_INSTRUCTIONS TO FOLLOW_
From the entries below, say how many lines carry the word "адресу", and give nothing but the number.

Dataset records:
--------------------------------------------------

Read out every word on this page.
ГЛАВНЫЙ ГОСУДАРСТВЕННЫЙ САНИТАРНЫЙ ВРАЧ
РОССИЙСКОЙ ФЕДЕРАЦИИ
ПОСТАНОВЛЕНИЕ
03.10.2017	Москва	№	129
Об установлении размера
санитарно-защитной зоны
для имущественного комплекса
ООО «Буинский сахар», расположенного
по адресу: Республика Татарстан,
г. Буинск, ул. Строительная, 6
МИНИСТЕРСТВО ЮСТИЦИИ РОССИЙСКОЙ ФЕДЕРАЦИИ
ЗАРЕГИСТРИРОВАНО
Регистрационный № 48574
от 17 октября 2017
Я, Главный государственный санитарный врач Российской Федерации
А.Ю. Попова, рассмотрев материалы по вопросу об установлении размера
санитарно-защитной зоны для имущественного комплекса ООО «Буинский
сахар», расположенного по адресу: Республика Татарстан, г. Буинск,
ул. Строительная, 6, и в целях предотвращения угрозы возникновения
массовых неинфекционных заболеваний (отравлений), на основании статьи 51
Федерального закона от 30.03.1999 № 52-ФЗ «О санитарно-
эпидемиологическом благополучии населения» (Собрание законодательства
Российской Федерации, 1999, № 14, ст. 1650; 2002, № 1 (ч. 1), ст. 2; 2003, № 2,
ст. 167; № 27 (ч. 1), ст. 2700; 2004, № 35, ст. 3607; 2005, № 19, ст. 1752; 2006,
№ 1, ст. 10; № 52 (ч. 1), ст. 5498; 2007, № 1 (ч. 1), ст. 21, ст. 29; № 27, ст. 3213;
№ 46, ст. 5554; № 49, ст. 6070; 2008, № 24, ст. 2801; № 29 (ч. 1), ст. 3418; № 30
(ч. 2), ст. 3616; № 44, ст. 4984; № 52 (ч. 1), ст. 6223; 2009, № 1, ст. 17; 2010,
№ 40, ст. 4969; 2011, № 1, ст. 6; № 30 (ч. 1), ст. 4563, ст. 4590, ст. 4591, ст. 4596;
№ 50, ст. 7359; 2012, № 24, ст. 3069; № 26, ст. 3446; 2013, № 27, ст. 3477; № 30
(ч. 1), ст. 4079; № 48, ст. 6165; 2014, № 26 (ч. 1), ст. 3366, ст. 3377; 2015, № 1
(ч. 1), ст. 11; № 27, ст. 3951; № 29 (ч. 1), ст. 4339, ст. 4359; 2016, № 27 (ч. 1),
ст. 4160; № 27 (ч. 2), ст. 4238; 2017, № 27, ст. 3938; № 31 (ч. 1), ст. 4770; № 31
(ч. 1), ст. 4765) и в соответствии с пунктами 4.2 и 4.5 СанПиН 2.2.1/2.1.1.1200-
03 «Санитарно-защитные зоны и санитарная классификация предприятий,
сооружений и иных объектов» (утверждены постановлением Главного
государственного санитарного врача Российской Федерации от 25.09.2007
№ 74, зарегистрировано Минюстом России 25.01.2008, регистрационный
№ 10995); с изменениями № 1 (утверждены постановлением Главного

--------------------------------------------------

_CORRECT OUTPUT_
2